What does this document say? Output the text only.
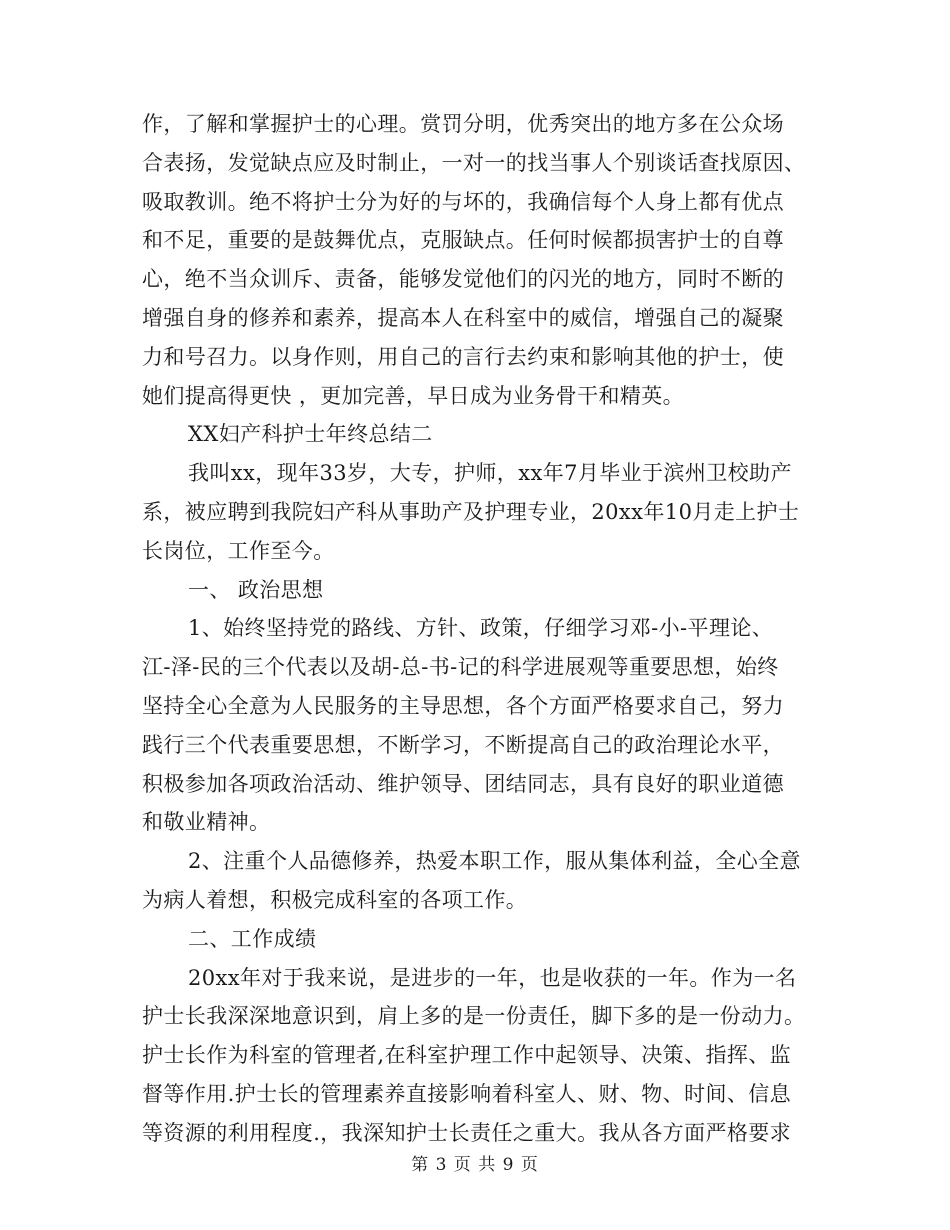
作，了解和掌握护士的心理。赏罚分明，优秀突出的地方多在公众场
合表扬，发觉缺点应及时制止，一对一的找当事人个别谈话查找原因、
吸取教训。绝不将护士分为好的与坏的，我确信每个人身上都有优点
和不足，重要的是鼓舞优点，克服缺点。任何时候都损害护士的自尊
心，绝不当众训斥、责备，能够发觉他们的闪光的地方，同时不断的
增强自身的修养和素养，提高本人在科室中的威信，增强自己的凝聚
力和号召力。以身作则，用自己的言行去约束和影响其他的护士，使
她们提高得更快 ，更加完善，早日成为业务骨干和精英。
XX妇产科护士年终总结二
我叫xx，现年33岁，大专，护师，xx年7月毕业于滨州卫校助产
系，被应聘到我院妇产科从事助产及护理专业，20xx年10月走上护士
长岗位，工作至今。
一、 政治思想
1、始终坚持党的路线、方针、政策，仔细学习邓-小-平理论、
江-泽-民的三个代表以及胡-总-书-记的科学进展观等重要思想，始终
坚持全心全意为人民服务的主导思想，各个方面严格要求自己，努力
践行三个代表重要思想，不断学习，不断提高自己的政治理论水平，
积极参加各项政治活动、维护领导、团结同志，具有良好的职业道德
和敬业精神。
2、注重个人品德修养，热爱本职工作，服从集体利益，全心全意
为病人着想，积极完成科室的各项工作。
二、工作成绩
20xx年对于我来说，是进步的一年，也是收获的一年。作为一名
护士长我深深地意识到，肩上多的是一份责任，脚下多的是一份动力。
护士长作为科室的管理者,在科室护理工作中起领导、决策、指挥、监
督等作用.护士长的管理素养直接影响着科室人、财、物、时间、信息
等资源的利用程度.，我深知护士长责任之重大。我从各方面严格要求
第 3 页 共 9 页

= Problem to solve =
Reproduce the entries above word for word. Pictures stay out.

= Solved problem =
What does this document say? Output the text only.
作，了解和掌握护士的心理。赏罚分明，优秀突出的地方多在公众场
合表扬，发觉缺点应及时制止，一对一的找当事人个别谈话查找原因、
吸取教训。绝不将护士分为好的与坏的，我确信每个人身上都有优点
和不足，重要的是鼓舞优点，克服缺点。任何时候都损害护士的自尊
心，绝不当众训斥、责备，能够发觉他们的闪光的地方，同时不断的
增强自身的修养和素养，提高本人在科室中的威信，增强自己的凝聚
力和号召力。以身作则，用自己的言行去约束和影响其他的护士，使
她们提高得更快 ，更加完善，早日成为业务骨干和精英。
XX妇产科护士年终总结二
我叫xx，现年33岁，大专，护师，xx年7月毕业于滨州卫校助产
系，被应聘到我院妇产科从事助产及护理专业，20xx年10月走上护士
长岗位，工作至今。
一、 政治思想
1、始终坚持党的路线、方针、政策，仔细学习邓-小-平理论、
江-泽-民的三个代表以及胡-总-书-记的科学进展观等重要思想，始终
坚持全心全意为人民服务的主导思想，各个方面严格要求自己，努力
践行三个代表重要思想，不断学习，不断提高自己的政治理论水平，
积极参加各项政治活动、维护领导、团结同志，具有良好的职业道德
和敬业精神。
2、注重个人品德修养，热爱本职工作，服从集体利益，全心全意
为病人着想，积极完成科室的各项工作。
二、工作成绩
20xx年对于我来说，是进步的一年，也是收获的一年。作为一名
护士长我深深地意识到，肩上多的是一份责任，脚下多的是一份动力。
护士长作为科室的管理者,在科室护理工作中起领导、决策、指挥、监
督等作用.护士长的管理素养直接影响着科室人、财、物、时间、信息
等资源的利用程度.，我深知护士长责任之重大。我从各方面严格要求
第 3 页 共 9 页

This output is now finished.